TASK OBJECTIVE: Can you print every record below exactly as written?

EXERCISE INPUT:
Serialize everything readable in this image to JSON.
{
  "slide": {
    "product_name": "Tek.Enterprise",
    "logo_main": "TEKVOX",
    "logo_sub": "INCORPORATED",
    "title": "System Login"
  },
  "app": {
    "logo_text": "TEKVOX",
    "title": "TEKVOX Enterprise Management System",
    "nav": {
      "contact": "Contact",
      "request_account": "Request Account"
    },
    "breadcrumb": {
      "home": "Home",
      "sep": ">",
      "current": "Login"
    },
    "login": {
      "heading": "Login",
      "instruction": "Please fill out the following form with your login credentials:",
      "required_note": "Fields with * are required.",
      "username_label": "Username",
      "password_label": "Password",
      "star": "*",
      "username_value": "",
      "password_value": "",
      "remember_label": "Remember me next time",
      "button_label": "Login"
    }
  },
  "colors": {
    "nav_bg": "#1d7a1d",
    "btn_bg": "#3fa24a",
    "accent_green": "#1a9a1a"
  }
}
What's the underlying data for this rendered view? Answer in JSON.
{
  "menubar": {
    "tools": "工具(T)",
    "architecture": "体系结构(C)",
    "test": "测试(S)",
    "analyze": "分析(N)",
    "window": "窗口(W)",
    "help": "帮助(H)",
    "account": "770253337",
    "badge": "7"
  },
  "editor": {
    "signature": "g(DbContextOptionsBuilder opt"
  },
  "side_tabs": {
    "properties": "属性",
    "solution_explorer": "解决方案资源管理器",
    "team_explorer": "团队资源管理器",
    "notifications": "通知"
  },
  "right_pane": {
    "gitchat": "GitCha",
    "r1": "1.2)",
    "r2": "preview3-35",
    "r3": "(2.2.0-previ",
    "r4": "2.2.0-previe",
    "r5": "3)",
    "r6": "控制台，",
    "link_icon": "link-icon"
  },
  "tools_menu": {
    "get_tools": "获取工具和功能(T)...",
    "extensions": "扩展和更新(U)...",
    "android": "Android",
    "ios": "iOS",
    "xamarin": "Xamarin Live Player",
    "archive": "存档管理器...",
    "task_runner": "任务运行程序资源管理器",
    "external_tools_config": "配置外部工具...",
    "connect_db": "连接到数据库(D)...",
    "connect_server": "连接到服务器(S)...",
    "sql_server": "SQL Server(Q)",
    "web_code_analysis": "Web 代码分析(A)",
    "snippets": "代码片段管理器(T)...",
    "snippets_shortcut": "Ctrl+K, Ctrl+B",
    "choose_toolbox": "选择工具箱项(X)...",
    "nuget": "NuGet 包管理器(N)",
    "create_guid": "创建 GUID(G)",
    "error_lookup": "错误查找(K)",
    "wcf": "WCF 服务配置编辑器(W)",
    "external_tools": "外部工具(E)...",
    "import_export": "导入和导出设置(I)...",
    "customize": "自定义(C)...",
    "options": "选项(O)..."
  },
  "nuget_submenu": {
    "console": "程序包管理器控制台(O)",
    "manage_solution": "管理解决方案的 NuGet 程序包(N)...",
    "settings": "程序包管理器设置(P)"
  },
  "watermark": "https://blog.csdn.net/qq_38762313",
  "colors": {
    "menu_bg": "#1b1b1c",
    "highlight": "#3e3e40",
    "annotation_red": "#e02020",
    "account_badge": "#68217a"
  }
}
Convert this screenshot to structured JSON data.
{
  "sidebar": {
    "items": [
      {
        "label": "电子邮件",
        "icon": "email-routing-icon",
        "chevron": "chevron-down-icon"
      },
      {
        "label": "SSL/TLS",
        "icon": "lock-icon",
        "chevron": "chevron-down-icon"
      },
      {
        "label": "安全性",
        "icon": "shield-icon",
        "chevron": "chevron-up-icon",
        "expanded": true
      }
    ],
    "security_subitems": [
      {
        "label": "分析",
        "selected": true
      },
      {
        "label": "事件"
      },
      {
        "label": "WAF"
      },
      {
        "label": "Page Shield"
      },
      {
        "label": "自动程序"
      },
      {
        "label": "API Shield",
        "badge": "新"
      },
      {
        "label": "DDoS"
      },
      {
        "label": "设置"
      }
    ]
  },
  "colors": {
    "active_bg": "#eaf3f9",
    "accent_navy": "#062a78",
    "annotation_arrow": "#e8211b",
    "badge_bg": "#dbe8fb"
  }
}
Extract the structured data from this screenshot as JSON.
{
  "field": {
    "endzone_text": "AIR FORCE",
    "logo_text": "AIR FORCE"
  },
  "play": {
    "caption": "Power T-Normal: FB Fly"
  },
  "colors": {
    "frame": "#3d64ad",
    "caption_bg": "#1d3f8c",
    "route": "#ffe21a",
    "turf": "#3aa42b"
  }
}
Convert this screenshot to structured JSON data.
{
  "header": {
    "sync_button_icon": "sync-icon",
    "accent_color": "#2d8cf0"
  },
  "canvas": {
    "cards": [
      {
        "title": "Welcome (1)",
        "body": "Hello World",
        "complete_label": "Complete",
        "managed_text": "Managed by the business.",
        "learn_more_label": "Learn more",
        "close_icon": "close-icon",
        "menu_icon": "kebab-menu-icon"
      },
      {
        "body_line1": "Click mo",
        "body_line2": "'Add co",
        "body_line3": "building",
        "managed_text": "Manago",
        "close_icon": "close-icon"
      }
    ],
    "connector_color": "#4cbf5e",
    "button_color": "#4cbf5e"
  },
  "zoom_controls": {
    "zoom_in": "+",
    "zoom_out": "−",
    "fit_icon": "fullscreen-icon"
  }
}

SOLUTION BELOW:
Serialize everything readable in this image to JSON.
{
  "slide": {
    "product_name": "Tek.Enterprise",
    "logo_main": "TEKVOX",
    "logo_sub": "INCORPORATED",
    "title": "System Login"
  },
  "app": {
    "logo_text": "TEKVOX",
    "title": "TEKVOX Enterprise Management System",
    "nav": {
      "contact": "Contact",
      "request_account": "Request Account"
    },
    "breadcrumb": {
      "home": "Home",
      "sep": ">",
      "current": "Login"
    },
    "login": {
      "heading": "Login",
      "instruction": "Please fill out the following form with your login credentials:",
      "required_note": "Fields with * are required.",
      "username_label": "Username",
      "password_label": "Password",
      "star": "*",
      "username_value": "",
      "password_value": "",
      "remember_label": "Remember me next time",
      "button_label": "Login"
    }
  },
  "colors": {
    "nav_bg": "#1d7a1d",
    "btn_bg": "#3fa24a",
    "accent_green": "#1a9a1a"
  }
}
What's the underlying data for this rendered view? Answer in JSON.
{
  "menubar": {
    "tools": "工具(T)",
    "architecture": "体系结构(C)",
    "test": "测试(S)",
    "analyze": "分析(N)",
    "window": "窗口(W)",
    "help": "帮助(H)",
    "account": "770253337",
    "badge": "7"
  },
  "editor": {
    "signature": "g(DbContextOptionsBuilder opt"
  },
  "side_tabs": {
    "properties": "属性",
    "solution_explorer": "解决方案资源管理器",
    "team_explorer": "团队资源管理器",
    "notifications": "通知"
  },
  "right_pane": {
    "gitchat": "GitCha",
    "r1": "1.2)",
    "r2": "preview3-35",
    "r3": "(2.2.0-previ",
    "r4": "2.2.0-previe",
    "r5": "3)",
    "r6": "控制台，",
    "link_icon": "link-icon"
  },
  "tools_menu": {
    "get_tools": "获取工具和功能(T)...",
    "extensions": "扩展和更新(U)...",
    "android": "Android",
    "ios": "iOS",
    "xamarin": "Xamarin Live Player",
    "archive": "存档管理器...",
    "task_runner": "任务运行程序资源管理器",
    "external_tools_config": "配置外部工具...",
    "connect_db": "连接到数据库(D)...",
    "connect_server": "连接到服务器(S)...",
    "sql_server": "SQL Server(Q)",
    "web_code_analysis": "Web 代码分析(A)",
    "snippets": "代码片段管理器(T)...",
    "snippets_shortcut": "Ctrl+K, Ctrl+B",
    "choose_toolbox": "选择工具箱项(X)...",
    "nuget": "NuGet 包管理器(N)",
    "create_guid": "创建 GUID(G)",
    "error_lookup": "错误查找(K)",
    "wcf": "WCF 服务配置编辑器(W)",
    "external_tools": "外部工具(E)...",
    "import_export": "导入和导出设置(I)...",
    "customize": "自定义(C)...",
    "options": "选项(O)..."
  },
  "nuget_submenu": {
    "console": "程序包管理器控制台(O)",
    "manage_solution": "管理解决方案的 NuGet 程序包(N)...",
    "settings": "程序包管理器设置(P)"
  },
  "watermark": "https://blog.csdn.net/qq_38762313",
  "colors": {
    "menu_bg": "#1b1b1c",
    "highlight": "#3e3e40",
    "annotation_red": "#e02020",
    "account_badge": "#68217a"
  }
}
Convert this screenshot to structured JSON data.
{
  "sidebar": {
    "items": [
      {
        "label": "电子邮件",
        "icon": "email-routing-icon",
        "chevron": "chevron-down-icon"
      },
      {
        "label": "SSL/TLS",
        "icon": "lock-icon",
        "chevron": "chevron-down-icon"
      },
      {
        "label": "安全性",
        "icon": "shield-icon",
        "chevron": "chevron-up-icon",
        "expanded": true
      }
    ],
    "security_subitems": [
      {
        "label": "分析",
        "selected": true
      },
      {
        "label": "事件"
      },
      {
        "label": "WAF"
      },
      {
        "label": "Page Shield"
      },
      {
        "label": "自动程序"
      },
      {
        "label": "API Shield",
        "badge": "新"
      },
      {
        "label": "DDoS"
      },
      {
        "label": "设置"
      }
    ]
  },
  "colors": {
    "active_bg": "#eaf3f9",
    "accent_navy": "#062a78",
    "annotation_arrow": "#e8211b",
    "badge_bg": "#dbe8fb"
  }
}
Extract the structured data from this screenshot as JSON.
{
  "field": {
    "endzone_text": "AIR FORCE",
    "logo_text": "AIR FORCE"
  },
  "play": {
    "caption": "Power T-Normal: FB Fly"
  },
  "colors": {
    "frame": "#3d64ad",
    "caption_bg": "#1d3f8c",
    "route": "#ffe21a",
    "turf": "#3aa42b"
  }
}
Convert this screenshot to structured JSON data.
{
  "header": {
    "sync_button_icon": "sync-icon",
    "accent_color": "#2d8cf0"
  },
  "canvas": {
    "cards": [
      {
        "title": "Welcome (1)",
        "body": "Hello World",
        "complete_label": "Complete",
        "managed_text": "Managed by the business.",
        "learn_more_label": "Learn more",
        "close_icon": "close-icon",
        "menu_icon": "kebab-menu-icon"
      },
      {
        "body_line1": "Click mo",
        "body_line2": "'Add co",
        "body_line3": "building",
        "managed_text": "Manago",
        "close_icon": "close-icon"
      }
    ],
    "connector_color": "#4cbf5e",
    "button_color": "#4cbf5e"
  },
  "zoom_controls": {
    "zoom_in": "+",
    "zoom_out": "−",
    "fit_icon": "fullscreen-icon"
  }
}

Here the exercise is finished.